__What you should do__
Return the records that follow, matching each one exactly.

──────── Data extract

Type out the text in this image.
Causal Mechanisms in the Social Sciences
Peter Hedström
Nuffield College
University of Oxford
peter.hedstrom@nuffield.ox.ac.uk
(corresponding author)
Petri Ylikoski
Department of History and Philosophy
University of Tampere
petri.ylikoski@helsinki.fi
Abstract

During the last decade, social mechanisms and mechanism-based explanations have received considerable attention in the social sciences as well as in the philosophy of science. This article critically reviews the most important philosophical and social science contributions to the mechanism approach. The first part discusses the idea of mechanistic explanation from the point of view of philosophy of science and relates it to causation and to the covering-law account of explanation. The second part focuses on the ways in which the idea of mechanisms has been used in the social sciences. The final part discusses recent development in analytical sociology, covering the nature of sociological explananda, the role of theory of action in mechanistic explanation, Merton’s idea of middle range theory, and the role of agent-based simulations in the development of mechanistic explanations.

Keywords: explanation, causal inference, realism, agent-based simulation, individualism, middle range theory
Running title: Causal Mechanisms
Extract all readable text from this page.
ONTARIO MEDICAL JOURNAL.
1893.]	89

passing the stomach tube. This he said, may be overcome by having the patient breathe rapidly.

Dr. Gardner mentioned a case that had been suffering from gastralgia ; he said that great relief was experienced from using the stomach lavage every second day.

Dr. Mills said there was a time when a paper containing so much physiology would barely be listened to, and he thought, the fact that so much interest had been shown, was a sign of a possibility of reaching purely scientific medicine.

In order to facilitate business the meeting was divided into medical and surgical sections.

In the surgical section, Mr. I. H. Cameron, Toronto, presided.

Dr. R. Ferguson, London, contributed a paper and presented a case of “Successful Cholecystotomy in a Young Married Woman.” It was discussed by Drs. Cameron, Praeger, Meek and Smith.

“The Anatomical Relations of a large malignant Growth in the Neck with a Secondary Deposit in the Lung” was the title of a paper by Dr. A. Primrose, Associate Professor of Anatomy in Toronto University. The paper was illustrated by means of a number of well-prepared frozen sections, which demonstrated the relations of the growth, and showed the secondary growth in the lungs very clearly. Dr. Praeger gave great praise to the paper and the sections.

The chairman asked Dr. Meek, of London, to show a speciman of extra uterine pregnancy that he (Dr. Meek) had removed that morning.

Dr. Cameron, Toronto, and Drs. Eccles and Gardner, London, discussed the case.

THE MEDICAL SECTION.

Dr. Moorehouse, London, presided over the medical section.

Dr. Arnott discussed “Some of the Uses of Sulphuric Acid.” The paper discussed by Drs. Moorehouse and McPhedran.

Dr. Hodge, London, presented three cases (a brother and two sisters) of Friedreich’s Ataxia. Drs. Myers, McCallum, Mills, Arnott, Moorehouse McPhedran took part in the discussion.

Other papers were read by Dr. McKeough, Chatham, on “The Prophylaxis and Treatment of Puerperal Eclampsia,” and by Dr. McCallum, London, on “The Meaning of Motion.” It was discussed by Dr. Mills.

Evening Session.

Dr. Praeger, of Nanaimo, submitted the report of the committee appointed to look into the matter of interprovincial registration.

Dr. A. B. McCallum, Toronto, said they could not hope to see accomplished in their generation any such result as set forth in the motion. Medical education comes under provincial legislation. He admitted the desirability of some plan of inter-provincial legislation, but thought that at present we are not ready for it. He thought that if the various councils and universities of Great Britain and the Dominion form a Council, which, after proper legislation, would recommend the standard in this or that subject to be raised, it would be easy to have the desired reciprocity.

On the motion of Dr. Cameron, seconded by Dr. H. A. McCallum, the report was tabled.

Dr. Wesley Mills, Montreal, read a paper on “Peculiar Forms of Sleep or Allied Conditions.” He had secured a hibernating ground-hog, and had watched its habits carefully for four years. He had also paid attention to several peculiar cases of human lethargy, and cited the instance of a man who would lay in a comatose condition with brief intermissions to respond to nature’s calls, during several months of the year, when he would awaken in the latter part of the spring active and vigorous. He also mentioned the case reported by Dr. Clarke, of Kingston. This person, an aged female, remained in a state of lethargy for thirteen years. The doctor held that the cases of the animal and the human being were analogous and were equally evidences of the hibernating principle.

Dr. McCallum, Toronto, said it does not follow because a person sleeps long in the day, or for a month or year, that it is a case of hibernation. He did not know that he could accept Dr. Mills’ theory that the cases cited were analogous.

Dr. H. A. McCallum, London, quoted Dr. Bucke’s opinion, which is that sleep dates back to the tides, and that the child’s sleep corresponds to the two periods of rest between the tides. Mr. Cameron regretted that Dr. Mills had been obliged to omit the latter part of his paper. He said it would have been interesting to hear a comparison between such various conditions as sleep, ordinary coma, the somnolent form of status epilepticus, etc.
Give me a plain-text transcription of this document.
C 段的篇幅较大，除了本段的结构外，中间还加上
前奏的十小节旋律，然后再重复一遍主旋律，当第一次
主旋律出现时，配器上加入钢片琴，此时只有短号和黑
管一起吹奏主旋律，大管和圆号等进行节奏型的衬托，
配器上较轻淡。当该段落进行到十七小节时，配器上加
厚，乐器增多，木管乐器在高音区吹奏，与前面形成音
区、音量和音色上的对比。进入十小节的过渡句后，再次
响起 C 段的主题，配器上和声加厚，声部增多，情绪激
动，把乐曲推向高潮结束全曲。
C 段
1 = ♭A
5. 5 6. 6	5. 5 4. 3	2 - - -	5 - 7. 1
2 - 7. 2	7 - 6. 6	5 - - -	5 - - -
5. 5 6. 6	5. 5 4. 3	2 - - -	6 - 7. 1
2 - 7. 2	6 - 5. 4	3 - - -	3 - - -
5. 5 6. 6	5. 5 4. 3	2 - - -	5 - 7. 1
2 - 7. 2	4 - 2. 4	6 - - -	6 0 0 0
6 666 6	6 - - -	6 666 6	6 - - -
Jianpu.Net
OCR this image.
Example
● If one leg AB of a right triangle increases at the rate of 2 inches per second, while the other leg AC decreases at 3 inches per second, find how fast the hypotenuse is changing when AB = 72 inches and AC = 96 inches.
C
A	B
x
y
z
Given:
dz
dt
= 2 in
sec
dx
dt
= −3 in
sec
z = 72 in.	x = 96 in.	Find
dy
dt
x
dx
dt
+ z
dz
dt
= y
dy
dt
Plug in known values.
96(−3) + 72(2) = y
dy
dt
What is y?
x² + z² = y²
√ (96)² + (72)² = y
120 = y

────────────────

__Answer to this task__
Type out the text in this image.
Causal Mechanisms in the Social Sciences
Peter Hedström
Nuffield College
University of Oxford
peter.hedstrom@nuffield.ox.ac.uk
(corresponding author)
Petri Ylikoski
Department of History and Philosophy
University of Tampere
petri.ylikoski@helsinki.fi
Abstract

During the last decade, social mechanisms and mechanism-based explanations have received considerable attention in the social sciences as well as in the philosophy of science. This article critically reviews the most important philosophical and social science contributions to the mechanism approach. The first part discusses the idea of mechanistic explanation from the point of view of philosophy of science and relates it to causation and to the covering-law account of explanation. The second part focuses on the ways in which the idea of mechanisms has been used in the social sciences. The final part discusses recent development in analytical sociology, covering the nature of sociological explananda, the role of theory of action in mechanistic explanation, Merton’s idea of middle range theory, and the role of agent-based simulations in the development of mechanistic explanations.

Keywords: explanation, causal inference, realism, agent-based simulation, individualism, middle range theory
Running title: Causal Mechanisms
Extract all readable text from this page.
ONTARIO MEDICAL JOURNAL.
1893.]	89

passing the stomach tube. This he said, may be overcome by having the patient breathe rapidly.

Dr. Gardner mentioned a case that had been suffering from gastralgia ; he said that great relief was experienced from using the stomach lavage every second day.

Dr. Mills said there was a time when a paper containing so much physiology would barely be listened to, and he thought, the fact that so much interest had been shown, was a sign of a possibility of reaching purely scientific medicine.

In order to facilitate business the meeting was divided into medical and surgical sections.

In the surgical section, Mr. I. H. Cameron, Toronto, presided.

Dr. R. Ferguson, London, contributed a paper and presented a case of “Successful Cholecystotomy in a Young Married Woman.” It was discussed by Drs. Cameron, Praeger, Meek and Smith.

“The Anatomical Relations of a large malignant Growth in the Neck with a Secondary Deposit in the Lung” was the title of a paper by Dr. A. Primrose, Associate Professor of Anatomy in Toronto University. The paper was illustrated by means of a number of well-prepared frozen sections, which demonstrated the relations of the growth, and showed the secondary growth in the lungs very clearly. Dr. Praeger gave great praise to the paper and the sections.

The chairman asked Dr. Meek, of London, to show a speciman of extra uterine pregnancy that he (Dr. Meek) had removed that morning.

Dr. Cameron, Toronto, and Drs. Eccles and Gardner, London, discussed the case.

THE MEDICAL SECTION.

Dr. Moorehouse, London, presided over the medical section.

Dr. Arnott discussed “Some of the Uses of Sulphuric Acid.” The paper discussed by Drs. Moorehouse and McPhedran.

Dr. Hodge, London, presented three cases (a brother and two sisters) of Friedreich’s Ataxia. Drs. Myers, McCallum, Mills, Arnott, Moorehouse McPhedran took part in the discussion.

Other papers were read by Dr. McKeough, Chatham, on “The Prophylaxis and Treatment of Puerperal Eclampsia,” and by Dr. McCallum, London, on “The Meaning of Motion.” It was discussed by Dr. Mills.

Evening Session.

Dr. Praeger, of Nanaimo, submitted the report of the committee appointed to look into the matter of interprovincial registration.

Dr. A. B. McCallum, Toronto, said they could not hope to see accomplished in their generation any such result as set forth in the motion. Medical education comes under provincial legislation. He admitted the desirability of some plan of inter-provincial legislation, but thought that at present we are not ready for it. He thought that if the various councils and universities of Great Britain and the Dominion form a Council, which, after proper legislation, would recommend the standard in this or that subject to be raised, it would be easy to have the desired reciprocity.

On the motion of Dr. Cameron, seconded by Dr. H. A. McCallum, the report was tabled.

Dr. Wesley Mills, Montreal, read a paper on “Peculiar Forms of Sleep or Allied Conditions.” He had secured a hibernating ground-hog, and had watched its habits carefully for four years. He had also paid attention to several peculiar cases of human lethargy, and cited the instance of a man who would lay in a comatose condition with brief intermissions to respond to nature’s calls, during several months of the year, when he would awaken in the latter part of the spring active and vigorous. He also mentioned the case reported by Dr. Clarke, of Kingston. This person, an aged female, remained in a state of lethargy for thirteen years. The doctor held that the cases of the animal and the human being were analogous and were equally evidences of the hibernating principle.

Dr. McCallum, Toronto, said it does not follow because a person sleeps long in the day, or for a month or year, that it is a case of hibernation. He did not know that he could accept Dr. Mills’ theory that the cases cited were analogous.

Dr. H. A. McCallum, London, quoted Dr. Bucke’s opinion, which is that sleep dates back to the tides, and that the child’s sleep corresponds to the two periods of rest between the tides. Mr. Cameron regretted that Dr. Mills had been obliged to omit the latter part of his paper. He said it would have been interesting to hear a comparison between such various conditions as sleep, ordinary coma, the somnolent form of status epilepticus, etc.
Give me a plain-text transcription of this document.
C 段的篇幅较大，除了本段的结构外，中间还加上
前奏的十小节旋律，然后再重复一遍主旋律，当第一次
主旋律出现时，配器上加入钢片琴，此时只有短号和黑
管一起吹奏主旋律，大管和圆号等进行节奏型的衬托，
配器上较轻淡。当该段落进行到十七小节时，配器上加
厚，乐器增多，木管乐器在高音区吹奏，与前面形成音
区、音量和音色上的对比。进入十小节的过渡句后，再次
响起 C 段的主题，配器上和声加厚，声部增多，情绪激
动，把乐曲推向高潮结束全曲。
C 段
1 = ♭A
5. 5 6. 6	5. 5 4. 3	2 - - -	5 - 7. 1
2 - 7. 2	7 - 6. 6	5 - - -	5 - - -
5. 5 6. 6	5. 5 4. 3	2 - - -	6 - 7. 1
2 - 7. 2	6 - 5. 4	3 - - -	3 - - -
5. 5 6. 6	5. 5 4. 3	2 - - -	5 - 7. 1
2 - 7. 2	4 - 2. 4	6 - - -	6 0 0 0
6 666 6	6 - - -	6 666 6	6 - - -
Jianpu.Net
OCR this image.
Example
● If one leg AB of a right triangle increases at the rate of 2 inches per second, while the other leg AC decreases at 3 inches per second, find how fast the hypotenuse is changing when AB = 72 inches and AC = 96 inches.
C
A	B
x
y
z
Given:
dz
dt
= 2 in
sec
dx
dt
= −3 in
sec
z = 72 in.	x = 96 in.	Find
dy
dt
x
dx
dt
+ z
dz
dt
= y
dy
dt
Plug in known values.
96(−3) + 72(2) = y
dy
dt
What is y?
x² + z² = y²
√ (96)² + (72)² = y
120 = y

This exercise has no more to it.